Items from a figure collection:
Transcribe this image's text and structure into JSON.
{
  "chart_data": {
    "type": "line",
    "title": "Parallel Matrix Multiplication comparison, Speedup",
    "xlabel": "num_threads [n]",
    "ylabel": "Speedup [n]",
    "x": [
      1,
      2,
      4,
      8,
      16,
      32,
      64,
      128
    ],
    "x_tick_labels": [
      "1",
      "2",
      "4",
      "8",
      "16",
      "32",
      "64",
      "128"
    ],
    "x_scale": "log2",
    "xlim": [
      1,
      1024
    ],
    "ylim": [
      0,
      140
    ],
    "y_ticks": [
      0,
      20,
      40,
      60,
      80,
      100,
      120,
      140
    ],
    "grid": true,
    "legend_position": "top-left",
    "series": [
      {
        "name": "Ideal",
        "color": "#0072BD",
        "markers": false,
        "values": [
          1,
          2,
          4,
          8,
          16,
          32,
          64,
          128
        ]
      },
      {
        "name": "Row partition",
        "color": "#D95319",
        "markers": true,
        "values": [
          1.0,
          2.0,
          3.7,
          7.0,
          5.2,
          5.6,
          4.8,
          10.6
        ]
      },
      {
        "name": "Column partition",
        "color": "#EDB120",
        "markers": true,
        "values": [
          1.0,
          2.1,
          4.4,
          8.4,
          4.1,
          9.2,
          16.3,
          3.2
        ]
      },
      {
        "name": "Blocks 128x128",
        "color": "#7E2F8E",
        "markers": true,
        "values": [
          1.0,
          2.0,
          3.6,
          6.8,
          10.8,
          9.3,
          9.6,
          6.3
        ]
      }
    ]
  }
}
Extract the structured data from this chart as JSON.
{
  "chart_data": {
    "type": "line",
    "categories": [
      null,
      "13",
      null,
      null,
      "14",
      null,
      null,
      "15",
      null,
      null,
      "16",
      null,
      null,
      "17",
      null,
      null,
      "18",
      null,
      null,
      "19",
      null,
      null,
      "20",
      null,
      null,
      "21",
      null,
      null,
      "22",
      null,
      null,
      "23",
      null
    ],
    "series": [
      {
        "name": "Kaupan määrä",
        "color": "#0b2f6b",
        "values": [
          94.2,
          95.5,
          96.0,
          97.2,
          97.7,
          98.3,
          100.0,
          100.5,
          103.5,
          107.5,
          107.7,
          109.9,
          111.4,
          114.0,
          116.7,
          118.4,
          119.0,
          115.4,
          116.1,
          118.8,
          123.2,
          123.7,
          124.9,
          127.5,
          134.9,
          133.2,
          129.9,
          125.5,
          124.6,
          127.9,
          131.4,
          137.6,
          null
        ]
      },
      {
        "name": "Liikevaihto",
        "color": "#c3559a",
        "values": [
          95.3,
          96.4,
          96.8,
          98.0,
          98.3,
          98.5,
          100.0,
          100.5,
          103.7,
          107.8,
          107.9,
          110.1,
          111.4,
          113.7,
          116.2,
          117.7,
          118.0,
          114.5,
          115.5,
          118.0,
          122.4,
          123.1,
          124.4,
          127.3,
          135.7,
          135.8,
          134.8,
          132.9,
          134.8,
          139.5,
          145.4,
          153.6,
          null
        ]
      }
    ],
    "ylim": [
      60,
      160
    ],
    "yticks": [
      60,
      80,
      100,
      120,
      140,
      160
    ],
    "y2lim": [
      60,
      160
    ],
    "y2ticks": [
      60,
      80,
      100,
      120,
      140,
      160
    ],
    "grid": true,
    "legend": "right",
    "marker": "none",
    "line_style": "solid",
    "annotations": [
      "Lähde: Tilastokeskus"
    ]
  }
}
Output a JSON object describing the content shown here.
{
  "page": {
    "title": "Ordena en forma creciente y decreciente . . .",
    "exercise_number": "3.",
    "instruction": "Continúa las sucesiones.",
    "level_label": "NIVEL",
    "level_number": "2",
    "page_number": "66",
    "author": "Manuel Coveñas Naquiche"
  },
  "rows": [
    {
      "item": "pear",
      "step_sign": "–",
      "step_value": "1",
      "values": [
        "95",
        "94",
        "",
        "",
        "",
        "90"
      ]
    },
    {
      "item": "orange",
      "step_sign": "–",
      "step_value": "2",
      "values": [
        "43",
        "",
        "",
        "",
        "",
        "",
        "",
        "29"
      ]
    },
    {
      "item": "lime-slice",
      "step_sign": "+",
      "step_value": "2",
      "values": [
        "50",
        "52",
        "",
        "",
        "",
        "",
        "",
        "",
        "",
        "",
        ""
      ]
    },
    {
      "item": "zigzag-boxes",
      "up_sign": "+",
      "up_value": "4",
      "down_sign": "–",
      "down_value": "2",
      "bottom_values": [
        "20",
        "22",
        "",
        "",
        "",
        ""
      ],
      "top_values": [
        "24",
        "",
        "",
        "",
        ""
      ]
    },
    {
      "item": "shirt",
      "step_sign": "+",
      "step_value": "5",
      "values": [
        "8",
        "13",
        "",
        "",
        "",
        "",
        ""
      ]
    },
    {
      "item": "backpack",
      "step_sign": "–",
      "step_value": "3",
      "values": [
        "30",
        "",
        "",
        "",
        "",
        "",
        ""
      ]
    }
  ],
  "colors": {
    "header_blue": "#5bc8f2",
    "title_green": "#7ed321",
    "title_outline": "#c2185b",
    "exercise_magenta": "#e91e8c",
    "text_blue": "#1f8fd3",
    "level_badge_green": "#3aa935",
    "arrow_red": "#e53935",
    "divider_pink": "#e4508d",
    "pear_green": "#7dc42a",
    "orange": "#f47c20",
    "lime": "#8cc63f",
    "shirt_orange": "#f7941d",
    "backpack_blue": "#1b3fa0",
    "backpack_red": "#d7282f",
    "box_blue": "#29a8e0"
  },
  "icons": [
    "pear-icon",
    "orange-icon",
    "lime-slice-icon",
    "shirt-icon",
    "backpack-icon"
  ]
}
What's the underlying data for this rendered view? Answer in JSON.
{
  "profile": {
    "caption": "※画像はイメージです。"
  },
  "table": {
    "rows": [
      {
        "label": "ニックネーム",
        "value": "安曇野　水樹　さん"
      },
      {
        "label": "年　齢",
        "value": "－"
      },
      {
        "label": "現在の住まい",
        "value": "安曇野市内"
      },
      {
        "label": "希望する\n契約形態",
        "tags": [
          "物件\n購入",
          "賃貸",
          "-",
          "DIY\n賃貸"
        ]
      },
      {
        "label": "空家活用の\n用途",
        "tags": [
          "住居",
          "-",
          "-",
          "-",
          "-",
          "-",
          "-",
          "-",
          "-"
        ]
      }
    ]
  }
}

Task to carry out:
Look above for the line containing "What's the underlying", then transcribe it and all lines after it through the last, exactly and with nothing else.

Response:
What's the underlying data for this rendered view? Answer in JSON.
{
  "profile": {
    "caption": "※画像はイメージです。"
  },
  "table": {
    "rows": [
      {
        "label": "ニックネーム",
        "value": "安曇野　水樹　さん"
      },
      {
        "label": "年　齢",
        "value": "－"
      },
      {
        "label": "現在の住まい",
        "value": "安曇野市内"
      },
      {
        "label": "希望する\n契約形態",
        "tags": [
          "物件\n購入",
          "賃貸",
          "-",
          "DIY\n賃貸"
        ]
      },
      {
        "label": "空家活用の\n用途",
        "tags": [
          "住居",
          "-",
          "-",
          "-",
          "-",
          "-",
          "-",
          "-",
          "-"
        ]
      }
    ]
  }
}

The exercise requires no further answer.